*What you are asked to do*:
Repeat the material verbatim and drop the pictures.

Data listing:
----

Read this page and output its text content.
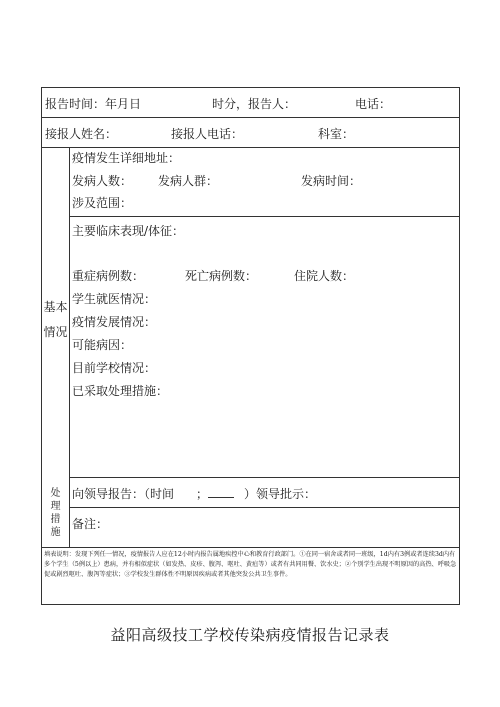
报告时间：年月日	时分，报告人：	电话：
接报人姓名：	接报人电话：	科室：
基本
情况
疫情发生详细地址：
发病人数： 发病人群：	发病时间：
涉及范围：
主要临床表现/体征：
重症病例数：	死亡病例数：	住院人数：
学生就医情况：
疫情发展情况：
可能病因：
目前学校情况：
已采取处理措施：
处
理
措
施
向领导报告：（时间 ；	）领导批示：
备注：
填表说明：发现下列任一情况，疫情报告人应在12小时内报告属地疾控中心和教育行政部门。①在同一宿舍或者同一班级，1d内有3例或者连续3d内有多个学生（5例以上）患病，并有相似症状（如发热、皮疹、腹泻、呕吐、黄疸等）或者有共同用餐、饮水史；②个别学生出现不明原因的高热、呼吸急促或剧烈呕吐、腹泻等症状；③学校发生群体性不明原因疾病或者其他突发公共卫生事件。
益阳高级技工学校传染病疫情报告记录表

----

*Worked answer*:
Read this page and output its text content.
报告时间：年月日	时分，报告人：	电话：
接报人姓名：	接报人电话：	科室：
基本
情况
疫情发生详细地址：
发病人数： 发病人群：	发病时间：
涉及范围：
主要临床表现/体征：
重症病例数：	死亡病例数：	住院人数：
学生就医情况：
疫情发展情况：
可能病因：
目前学校情况：
已采取处理措施：
处
理
措
施
向领导报告：（时间 ；	）领导批示：
备注：
填表说明：发现下列任一情况，疫情报告人应在12小时内报告属地疾控中心和教育行政部门。①在同一宿舍或者同一班级，1d内有3例或者连续3d内有多个学生（5例以上）患病，并有相似症状（如发热、皮疹、腹泻、呕吐、黄疸等）或者有共同用餐、饮水史；②个别学生出现不明原因的高热、呼吸急促或剧烈呕吐、腹泻等症状；③学校发生群体性不明原因疾病或者其他突发公共卫生事件。
益阳高级技工学校传染病疫情报告记录表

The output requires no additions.